Identify all lines in the data containing the string "EngSpd". Copy them out.

--- Begin Provided information ---

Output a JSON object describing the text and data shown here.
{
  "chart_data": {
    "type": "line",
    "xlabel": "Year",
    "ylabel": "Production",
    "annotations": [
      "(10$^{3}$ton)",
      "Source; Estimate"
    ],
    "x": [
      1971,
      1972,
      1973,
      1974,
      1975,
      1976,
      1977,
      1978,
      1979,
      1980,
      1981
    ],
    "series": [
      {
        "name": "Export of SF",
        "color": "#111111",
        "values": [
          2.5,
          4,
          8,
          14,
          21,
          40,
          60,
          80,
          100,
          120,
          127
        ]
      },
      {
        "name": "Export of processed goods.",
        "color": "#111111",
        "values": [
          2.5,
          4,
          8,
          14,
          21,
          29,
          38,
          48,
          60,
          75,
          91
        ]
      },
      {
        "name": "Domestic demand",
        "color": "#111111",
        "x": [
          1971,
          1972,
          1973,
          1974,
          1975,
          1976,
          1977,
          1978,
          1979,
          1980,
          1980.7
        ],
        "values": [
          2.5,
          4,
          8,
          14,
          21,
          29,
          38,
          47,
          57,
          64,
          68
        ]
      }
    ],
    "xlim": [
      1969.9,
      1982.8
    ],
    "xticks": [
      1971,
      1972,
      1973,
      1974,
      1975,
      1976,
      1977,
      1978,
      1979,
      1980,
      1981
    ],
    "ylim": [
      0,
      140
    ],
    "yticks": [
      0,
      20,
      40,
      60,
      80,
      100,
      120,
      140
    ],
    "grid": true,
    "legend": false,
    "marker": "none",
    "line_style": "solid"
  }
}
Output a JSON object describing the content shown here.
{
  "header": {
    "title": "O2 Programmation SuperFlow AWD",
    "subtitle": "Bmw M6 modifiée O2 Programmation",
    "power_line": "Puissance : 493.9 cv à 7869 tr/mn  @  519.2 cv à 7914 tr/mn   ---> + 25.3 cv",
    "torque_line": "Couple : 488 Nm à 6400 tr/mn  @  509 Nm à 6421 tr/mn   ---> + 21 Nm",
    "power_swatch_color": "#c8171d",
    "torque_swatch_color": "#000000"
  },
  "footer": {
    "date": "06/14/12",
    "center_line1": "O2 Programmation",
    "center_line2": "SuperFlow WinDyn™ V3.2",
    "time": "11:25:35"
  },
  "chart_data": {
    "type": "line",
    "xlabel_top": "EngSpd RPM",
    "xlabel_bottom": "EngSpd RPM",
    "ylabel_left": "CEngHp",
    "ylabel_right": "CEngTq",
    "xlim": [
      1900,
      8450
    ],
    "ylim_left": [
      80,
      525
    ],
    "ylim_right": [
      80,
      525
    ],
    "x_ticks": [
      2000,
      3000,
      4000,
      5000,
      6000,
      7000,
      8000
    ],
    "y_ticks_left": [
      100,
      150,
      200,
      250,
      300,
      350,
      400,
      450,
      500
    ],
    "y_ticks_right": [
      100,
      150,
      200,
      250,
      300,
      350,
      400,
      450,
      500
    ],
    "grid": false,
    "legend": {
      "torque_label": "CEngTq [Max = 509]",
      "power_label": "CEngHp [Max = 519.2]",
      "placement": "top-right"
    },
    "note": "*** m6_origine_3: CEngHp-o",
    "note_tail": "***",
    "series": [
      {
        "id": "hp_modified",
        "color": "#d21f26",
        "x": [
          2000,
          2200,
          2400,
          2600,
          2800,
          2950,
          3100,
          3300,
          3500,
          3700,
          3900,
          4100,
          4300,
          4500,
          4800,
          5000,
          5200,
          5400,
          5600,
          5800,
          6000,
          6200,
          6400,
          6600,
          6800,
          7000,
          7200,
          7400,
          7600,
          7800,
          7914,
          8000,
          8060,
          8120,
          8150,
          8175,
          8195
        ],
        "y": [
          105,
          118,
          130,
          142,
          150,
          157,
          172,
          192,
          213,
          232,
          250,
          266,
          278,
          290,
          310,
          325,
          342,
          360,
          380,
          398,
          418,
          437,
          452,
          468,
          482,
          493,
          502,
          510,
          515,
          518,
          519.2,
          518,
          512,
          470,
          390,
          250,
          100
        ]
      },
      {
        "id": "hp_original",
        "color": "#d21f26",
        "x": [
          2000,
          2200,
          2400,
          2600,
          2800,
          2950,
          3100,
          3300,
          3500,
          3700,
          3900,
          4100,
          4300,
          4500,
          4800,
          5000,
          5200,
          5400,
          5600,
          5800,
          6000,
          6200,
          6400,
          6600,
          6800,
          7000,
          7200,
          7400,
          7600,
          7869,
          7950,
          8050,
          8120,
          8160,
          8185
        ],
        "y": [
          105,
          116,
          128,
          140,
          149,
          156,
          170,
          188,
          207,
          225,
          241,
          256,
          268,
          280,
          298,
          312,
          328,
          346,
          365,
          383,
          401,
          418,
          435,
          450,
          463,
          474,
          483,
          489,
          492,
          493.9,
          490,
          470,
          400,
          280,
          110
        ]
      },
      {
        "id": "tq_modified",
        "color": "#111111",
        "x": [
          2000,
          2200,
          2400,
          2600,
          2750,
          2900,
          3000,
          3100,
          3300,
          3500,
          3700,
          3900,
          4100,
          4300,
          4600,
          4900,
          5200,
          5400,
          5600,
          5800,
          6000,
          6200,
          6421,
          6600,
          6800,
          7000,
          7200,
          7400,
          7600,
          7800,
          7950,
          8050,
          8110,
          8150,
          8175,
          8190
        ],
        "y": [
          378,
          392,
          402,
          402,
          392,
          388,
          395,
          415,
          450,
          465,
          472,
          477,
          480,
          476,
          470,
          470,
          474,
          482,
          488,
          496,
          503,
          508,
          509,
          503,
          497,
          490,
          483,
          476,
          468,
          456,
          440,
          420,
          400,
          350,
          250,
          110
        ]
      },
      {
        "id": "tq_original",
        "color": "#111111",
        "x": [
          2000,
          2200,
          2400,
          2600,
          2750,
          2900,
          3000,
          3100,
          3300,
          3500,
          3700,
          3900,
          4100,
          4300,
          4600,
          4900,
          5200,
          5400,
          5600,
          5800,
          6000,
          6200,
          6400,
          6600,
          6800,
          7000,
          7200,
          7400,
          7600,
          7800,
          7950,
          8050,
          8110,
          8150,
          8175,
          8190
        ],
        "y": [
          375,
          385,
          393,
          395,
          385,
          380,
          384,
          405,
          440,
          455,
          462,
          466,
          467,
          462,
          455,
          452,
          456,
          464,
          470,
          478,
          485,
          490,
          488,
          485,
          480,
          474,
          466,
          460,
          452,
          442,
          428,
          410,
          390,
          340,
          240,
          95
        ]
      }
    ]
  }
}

--- End Provided information ---

Answer in full
    "xlabel_top": "EngSpd RPM",
    "xlabel_bottom": "EngSpd RPM",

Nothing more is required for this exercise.